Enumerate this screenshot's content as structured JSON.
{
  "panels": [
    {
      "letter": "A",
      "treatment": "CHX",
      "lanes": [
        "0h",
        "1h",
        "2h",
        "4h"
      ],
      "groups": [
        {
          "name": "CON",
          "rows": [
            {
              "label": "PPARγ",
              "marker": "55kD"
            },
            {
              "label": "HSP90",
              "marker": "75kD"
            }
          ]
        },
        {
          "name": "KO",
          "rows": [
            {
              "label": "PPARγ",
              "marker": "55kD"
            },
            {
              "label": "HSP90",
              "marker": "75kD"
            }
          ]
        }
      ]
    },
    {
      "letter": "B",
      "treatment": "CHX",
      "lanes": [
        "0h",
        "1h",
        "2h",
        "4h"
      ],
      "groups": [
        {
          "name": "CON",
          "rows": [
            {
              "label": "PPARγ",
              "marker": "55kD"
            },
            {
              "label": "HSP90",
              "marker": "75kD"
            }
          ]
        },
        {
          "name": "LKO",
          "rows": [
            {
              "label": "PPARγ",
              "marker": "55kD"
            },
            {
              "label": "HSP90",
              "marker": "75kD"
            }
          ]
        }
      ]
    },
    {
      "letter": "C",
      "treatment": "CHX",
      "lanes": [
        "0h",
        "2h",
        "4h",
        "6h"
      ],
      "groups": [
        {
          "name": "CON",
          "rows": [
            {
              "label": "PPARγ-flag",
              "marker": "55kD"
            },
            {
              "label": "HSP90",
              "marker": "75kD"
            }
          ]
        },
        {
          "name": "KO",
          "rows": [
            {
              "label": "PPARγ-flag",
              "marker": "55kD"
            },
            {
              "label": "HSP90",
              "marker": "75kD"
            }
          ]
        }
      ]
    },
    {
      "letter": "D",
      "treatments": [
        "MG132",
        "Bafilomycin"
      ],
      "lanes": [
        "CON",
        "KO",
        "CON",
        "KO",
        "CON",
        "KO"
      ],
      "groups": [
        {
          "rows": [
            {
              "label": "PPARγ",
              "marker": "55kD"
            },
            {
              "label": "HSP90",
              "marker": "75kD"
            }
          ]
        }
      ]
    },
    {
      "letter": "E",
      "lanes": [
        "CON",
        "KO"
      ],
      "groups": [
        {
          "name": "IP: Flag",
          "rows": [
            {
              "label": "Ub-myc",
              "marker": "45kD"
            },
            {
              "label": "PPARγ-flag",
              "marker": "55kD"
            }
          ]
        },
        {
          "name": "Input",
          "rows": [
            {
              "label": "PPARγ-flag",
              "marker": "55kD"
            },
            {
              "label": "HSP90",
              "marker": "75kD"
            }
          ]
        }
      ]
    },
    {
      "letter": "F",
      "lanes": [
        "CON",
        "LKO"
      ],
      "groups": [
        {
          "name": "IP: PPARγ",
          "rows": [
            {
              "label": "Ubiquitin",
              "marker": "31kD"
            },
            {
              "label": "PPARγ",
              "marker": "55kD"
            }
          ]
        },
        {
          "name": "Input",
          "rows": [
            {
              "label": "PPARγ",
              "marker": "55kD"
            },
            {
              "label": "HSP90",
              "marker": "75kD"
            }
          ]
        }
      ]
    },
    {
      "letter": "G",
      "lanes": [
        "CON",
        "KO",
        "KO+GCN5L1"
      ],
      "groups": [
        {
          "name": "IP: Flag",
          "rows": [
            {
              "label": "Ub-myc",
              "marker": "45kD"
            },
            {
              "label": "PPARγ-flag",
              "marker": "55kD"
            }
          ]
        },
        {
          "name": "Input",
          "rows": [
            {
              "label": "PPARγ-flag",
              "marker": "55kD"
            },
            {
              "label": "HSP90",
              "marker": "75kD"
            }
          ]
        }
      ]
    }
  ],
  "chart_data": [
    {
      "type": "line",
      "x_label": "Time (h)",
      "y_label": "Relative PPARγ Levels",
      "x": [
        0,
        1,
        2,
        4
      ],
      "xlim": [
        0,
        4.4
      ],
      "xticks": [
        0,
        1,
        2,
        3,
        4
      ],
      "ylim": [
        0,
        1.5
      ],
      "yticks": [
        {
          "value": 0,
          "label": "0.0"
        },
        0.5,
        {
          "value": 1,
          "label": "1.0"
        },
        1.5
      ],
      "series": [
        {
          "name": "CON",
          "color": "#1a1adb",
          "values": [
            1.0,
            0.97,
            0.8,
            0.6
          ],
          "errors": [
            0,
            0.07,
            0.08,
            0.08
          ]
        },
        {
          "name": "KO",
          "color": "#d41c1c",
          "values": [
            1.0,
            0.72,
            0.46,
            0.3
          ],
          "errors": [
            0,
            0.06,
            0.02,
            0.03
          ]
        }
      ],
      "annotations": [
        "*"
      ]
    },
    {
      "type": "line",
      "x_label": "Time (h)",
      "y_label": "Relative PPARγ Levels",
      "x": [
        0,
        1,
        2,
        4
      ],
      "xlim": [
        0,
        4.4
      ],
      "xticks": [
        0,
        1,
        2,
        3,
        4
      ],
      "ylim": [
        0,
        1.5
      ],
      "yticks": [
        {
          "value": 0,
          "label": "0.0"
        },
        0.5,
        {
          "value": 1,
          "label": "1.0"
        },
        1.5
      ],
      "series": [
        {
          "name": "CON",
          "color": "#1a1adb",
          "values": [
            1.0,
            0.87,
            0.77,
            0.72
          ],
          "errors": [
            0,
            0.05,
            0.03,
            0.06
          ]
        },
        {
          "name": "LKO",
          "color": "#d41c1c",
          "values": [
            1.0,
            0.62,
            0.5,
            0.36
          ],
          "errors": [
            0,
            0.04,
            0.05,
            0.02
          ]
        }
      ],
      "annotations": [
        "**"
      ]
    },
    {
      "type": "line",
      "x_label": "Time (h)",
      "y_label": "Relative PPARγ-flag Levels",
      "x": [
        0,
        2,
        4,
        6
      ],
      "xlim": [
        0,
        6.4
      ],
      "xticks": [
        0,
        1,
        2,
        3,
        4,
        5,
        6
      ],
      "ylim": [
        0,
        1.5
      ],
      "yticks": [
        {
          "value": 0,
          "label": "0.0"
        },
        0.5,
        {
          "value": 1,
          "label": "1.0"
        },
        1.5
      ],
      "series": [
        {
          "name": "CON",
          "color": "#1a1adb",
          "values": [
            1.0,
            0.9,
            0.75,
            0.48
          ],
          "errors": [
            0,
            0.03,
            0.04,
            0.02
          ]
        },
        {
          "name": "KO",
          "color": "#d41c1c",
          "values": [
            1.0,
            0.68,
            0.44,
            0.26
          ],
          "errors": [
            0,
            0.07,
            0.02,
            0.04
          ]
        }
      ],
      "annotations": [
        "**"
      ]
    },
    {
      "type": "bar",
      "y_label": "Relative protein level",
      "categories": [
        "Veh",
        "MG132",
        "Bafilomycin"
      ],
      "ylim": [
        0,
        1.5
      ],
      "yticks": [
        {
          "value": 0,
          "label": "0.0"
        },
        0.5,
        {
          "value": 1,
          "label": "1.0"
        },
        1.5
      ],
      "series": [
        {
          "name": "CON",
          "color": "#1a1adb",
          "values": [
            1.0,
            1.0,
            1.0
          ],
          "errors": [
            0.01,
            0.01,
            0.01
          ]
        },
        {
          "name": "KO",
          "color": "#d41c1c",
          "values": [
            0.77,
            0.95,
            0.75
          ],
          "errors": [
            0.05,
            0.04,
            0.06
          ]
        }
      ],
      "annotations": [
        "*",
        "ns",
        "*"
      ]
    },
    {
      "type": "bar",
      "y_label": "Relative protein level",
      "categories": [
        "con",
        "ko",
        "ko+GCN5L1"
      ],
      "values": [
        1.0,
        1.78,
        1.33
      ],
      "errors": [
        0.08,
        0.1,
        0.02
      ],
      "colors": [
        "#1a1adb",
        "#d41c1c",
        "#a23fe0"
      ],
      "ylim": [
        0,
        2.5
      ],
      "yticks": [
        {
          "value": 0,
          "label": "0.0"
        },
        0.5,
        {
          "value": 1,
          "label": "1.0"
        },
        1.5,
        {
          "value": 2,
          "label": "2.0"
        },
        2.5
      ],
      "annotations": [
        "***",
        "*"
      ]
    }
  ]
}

...

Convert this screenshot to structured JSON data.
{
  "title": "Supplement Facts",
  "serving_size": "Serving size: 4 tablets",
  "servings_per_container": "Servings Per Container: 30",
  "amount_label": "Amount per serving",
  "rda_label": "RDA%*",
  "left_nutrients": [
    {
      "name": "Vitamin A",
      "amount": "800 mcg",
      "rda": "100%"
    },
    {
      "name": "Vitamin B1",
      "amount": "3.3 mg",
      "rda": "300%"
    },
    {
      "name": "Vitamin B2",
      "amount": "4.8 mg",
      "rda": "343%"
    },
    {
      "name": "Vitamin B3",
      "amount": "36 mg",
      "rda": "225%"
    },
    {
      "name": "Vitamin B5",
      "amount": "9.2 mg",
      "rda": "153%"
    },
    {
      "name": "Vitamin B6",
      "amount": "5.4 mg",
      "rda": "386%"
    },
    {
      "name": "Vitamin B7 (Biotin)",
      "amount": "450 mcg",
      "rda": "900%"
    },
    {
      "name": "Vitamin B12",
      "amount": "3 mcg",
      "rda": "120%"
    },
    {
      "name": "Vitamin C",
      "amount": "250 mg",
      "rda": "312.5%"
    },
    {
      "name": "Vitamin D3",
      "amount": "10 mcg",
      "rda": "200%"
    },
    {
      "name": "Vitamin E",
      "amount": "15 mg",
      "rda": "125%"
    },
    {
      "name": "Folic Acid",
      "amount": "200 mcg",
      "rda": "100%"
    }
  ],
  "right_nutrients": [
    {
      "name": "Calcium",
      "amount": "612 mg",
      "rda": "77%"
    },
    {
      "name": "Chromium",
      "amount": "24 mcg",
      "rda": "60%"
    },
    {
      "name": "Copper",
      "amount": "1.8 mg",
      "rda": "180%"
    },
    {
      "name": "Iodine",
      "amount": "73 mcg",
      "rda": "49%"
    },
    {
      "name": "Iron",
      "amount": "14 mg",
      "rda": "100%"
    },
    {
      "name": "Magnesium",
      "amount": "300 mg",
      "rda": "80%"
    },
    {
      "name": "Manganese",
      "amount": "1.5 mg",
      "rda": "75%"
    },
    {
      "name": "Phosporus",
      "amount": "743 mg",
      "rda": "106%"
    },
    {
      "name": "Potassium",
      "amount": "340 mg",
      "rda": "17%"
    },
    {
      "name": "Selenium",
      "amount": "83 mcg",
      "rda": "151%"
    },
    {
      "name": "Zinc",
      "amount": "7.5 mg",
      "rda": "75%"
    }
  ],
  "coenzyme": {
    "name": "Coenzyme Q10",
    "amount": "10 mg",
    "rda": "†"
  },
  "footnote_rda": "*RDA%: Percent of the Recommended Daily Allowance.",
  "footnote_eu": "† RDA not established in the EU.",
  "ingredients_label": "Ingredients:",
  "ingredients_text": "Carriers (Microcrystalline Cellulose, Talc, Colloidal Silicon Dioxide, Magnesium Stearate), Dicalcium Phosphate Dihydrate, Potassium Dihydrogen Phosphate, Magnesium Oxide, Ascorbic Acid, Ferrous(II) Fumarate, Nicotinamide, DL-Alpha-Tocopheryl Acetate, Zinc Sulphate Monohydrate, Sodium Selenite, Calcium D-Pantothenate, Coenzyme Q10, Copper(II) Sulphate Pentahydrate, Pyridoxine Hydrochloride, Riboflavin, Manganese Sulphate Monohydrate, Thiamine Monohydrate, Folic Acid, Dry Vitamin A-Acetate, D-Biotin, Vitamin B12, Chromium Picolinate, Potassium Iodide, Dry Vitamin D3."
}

* * *

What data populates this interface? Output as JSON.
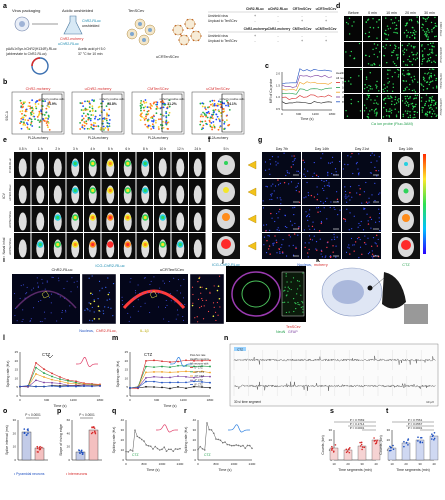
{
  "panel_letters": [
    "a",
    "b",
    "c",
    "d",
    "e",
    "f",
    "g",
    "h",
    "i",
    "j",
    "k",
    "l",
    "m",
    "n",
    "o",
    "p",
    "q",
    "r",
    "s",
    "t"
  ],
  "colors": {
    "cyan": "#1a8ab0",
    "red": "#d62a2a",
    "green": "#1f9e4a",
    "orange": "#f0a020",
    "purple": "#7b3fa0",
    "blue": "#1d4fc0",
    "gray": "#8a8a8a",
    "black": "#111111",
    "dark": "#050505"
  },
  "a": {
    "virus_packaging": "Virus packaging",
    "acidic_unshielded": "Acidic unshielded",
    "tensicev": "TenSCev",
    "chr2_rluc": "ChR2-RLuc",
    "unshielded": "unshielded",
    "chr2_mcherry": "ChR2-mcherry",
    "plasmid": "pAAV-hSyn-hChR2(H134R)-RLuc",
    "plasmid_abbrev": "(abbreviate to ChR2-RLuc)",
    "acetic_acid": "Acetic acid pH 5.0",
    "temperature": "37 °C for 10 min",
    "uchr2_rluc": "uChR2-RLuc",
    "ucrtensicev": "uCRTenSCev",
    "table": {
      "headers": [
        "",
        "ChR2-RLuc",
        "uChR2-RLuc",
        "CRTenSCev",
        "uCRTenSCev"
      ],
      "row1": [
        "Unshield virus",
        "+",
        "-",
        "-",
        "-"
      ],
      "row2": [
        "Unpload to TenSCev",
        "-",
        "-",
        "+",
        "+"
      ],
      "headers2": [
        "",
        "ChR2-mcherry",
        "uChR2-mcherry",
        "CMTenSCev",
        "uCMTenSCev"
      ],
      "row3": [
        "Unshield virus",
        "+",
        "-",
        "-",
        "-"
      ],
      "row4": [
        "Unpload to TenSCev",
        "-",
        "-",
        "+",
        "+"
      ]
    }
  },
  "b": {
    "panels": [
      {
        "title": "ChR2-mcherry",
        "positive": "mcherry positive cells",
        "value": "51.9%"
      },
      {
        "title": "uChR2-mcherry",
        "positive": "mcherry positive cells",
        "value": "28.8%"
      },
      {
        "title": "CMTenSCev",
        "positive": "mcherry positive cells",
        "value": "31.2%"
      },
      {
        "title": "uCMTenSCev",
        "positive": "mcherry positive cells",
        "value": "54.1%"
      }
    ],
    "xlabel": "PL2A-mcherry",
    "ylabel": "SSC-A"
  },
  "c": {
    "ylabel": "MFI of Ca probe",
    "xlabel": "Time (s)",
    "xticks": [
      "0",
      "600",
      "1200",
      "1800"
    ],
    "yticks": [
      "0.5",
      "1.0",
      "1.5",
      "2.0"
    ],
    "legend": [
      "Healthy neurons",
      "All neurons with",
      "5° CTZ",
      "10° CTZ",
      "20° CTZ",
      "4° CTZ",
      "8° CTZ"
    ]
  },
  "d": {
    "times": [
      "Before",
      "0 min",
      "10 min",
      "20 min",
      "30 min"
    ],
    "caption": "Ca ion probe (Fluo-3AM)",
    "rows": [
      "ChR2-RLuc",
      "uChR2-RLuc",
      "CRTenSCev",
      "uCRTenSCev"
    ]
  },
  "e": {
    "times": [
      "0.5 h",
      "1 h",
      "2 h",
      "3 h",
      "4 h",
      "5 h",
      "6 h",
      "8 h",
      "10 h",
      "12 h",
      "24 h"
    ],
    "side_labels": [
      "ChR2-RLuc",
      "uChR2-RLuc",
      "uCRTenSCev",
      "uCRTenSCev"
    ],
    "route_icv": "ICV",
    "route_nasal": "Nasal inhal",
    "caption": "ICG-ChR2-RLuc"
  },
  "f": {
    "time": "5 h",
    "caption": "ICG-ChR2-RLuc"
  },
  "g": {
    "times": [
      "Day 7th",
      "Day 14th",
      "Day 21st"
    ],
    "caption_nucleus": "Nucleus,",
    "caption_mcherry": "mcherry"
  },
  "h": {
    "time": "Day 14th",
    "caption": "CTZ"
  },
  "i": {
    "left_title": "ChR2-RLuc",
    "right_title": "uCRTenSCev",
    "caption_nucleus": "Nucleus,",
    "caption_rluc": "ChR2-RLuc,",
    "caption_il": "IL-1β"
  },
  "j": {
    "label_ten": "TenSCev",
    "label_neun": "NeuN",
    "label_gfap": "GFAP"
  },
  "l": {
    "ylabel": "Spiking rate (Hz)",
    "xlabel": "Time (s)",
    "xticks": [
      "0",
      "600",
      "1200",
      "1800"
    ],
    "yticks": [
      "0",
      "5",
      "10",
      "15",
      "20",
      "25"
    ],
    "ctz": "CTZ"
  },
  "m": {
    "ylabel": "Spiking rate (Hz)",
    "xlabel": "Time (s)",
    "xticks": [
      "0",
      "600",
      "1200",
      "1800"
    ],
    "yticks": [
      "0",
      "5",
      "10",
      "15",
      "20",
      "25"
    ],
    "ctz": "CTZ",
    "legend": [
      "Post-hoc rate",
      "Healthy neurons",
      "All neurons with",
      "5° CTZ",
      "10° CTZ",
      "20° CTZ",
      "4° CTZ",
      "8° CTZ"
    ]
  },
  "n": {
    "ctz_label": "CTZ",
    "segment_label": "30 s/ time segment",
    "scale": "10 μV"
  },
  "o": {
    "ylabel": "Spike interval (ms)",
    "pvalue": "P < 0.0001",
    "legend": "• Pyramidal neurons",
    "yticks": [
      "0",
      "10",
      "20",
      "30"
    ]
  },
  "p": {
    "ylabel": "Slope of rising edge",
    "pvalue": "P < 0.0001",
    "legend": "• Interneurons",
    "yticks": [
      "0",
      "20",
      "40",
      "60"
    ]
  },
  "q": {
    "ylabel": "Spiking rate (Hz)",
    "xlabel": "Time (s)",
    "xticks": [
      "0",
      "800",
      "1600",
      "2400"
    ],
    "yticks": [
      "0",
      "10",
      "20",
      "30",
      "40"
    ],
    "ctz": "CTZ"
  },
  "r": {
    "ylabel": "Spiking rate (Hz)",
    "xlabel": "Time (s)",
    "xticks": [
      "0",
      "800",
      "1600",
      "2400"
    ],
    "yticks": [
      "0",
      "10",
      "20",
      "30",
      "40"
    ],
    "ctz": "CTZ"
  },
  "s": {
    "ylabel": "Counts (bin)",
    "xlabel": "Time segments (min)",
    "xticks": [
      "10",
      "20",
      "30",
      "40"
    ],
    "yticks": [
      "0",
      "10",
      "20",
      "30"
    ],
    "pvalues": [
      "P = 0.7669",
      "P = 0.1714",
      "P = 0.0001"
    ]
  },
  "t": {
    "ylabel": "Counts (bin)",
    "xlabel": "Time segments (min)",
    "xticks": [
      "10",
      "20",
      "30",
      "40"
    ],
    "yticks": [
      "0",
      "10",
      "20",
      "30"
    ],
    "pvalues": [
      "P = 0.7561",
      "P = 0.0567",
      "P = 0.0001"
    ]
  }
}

PROMPT
Copy each line above where "Calcium" appears.

TASK OUTPUT
      "name": "Calcium",
  "ingredients_text": "Carriers (Microcrystalline Cellulose, Talc, Colloidal Silicon Dioxide, Magnesium Stearate), Dicalcium Phosphate Dihydrate, Potassium Dihydrogen Phosphate, Magnesium Oxide, Ascorbic Acid, Ferrous(II) Fumarate, Nicotinamide, DL-Alpha-Tocopheryl Acetate, Zinc Sulphate Monohydrate, Sodium Selenite, Calcium D-Pantothenate, Coenzyme Q10, Copper(II) Sulphate Pentahydrate, Pyridoxine Hydrochloride, Riboflavin, Manganese Sulphate Monohydrate, Thiamine Monohydrate, Folic Acid, Dry Vitamin A-Acetate, D-Biotin, Vitamin B12, Chromium Picolinate, Potassium Iodide, Dry Vitamin D3."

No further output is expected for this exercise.